# [Task requirements]
Look through the listing for the word "missed". Copy each line that has it.
─── Data to process ───
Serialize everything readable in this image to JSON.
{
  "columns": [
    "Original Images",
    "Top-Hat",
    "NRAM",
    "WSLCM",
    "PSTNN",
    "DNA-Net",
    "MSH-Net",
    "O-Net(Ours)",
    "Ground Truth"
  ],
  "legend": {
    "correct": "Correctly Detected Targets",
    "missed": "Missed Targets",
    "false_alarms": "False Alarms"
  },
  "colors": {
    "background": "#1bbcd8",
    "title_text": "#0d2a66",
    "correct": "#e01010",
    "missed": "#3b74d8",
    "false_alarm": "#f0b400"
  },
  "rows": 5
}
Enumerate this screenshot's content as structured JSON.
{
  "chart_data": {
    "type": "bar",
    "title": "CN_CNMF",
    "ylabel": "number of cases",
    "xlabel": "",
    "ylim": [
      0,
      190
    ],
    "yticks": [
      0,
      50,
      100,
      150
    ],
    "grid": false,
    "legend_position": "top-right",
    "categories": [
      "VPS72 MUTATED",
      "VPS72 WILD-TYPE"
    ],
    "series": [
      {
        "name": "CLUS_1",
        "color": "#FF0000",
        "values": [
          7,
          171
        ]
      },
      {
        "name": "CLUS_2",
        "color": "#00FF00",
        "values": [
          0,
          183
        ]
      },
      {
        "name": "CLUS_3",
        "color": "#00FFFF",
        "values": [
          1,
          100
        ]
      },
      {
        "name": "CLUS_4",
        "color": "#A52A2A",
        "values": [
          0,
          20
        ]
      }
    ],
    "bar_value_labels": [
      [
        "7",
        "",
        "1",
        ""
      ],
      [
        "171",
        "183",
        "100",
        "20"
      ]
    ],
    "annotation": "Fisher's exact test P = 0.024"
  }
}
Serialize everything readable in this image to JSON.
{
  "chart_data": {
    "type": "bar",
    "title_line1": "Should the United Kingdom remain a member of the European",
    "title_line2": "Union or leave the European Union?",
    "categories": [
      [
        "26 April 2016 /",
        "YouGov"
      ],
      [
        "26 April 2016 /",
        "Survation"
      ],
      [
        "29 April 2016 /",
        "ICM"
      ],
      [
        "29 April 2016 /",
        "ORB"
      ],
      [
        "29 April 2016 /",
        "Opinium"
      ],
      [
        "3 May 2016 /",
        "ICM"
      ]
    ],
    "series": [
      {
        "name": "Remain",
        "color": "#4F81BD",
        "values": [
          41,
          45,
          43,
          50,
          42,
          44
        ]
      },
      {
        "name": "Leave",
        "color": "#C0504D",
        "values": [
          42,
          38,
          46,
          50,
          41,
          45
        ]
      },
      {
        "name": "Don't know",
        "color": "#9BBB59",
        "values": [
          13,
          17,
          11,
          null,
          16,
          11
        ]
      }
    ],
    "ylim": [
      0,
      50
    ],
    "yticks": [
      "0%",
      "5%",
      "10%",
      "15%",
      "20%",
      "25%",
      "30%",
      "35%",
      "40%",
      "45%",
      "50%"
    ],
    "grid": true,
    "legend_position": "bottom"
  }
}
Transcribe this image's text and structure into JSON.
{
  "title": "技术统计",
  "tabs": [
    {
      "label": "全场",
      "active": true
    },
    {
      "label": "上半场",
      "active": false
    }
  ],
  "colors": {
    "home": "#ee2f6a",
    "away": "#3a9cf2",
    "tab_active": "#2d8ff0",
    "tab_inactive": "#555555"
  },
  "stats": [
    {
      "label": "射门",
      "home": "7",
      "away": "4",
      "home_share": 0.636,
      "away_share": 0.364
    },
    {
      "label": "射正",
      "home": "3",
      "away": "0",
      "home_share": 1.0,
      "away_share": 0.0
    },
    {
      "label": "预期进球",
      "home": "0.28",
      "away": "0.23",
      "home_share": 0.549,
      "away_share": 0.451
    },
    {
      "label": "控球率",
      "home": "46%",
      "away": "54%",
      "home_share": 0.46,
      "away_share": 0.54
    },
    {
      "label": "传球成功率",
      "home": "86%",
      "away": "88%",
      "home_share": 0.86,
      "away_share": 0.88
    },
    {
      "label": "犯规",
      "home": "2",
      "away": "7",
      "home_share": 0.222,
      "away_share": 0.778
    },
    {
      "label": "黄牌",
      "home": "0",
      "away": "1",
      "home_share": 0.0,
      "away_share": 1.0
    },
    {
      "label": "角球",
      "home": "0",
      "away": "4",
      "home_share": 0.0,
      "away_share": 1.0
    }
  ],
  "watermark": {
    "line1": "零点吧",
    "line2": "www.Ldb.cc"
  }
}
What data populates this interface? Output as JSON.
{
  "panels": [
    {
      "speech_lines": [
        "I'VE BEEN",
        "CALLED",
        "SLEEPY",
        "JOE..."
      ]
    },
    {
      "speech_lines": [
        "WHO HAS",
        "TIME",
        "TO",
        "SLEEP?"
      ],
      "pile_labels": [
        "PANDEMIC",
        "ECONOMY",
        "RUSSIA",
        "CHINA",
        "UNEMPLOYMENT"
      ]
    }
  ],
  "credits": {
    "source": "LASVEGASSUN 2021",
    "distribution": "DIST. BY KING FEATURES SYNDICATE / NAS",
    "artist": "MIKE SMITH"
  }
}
───
# [Worked answer]
    "missed": "Missed Targets",
    "missed": "#3b74d8",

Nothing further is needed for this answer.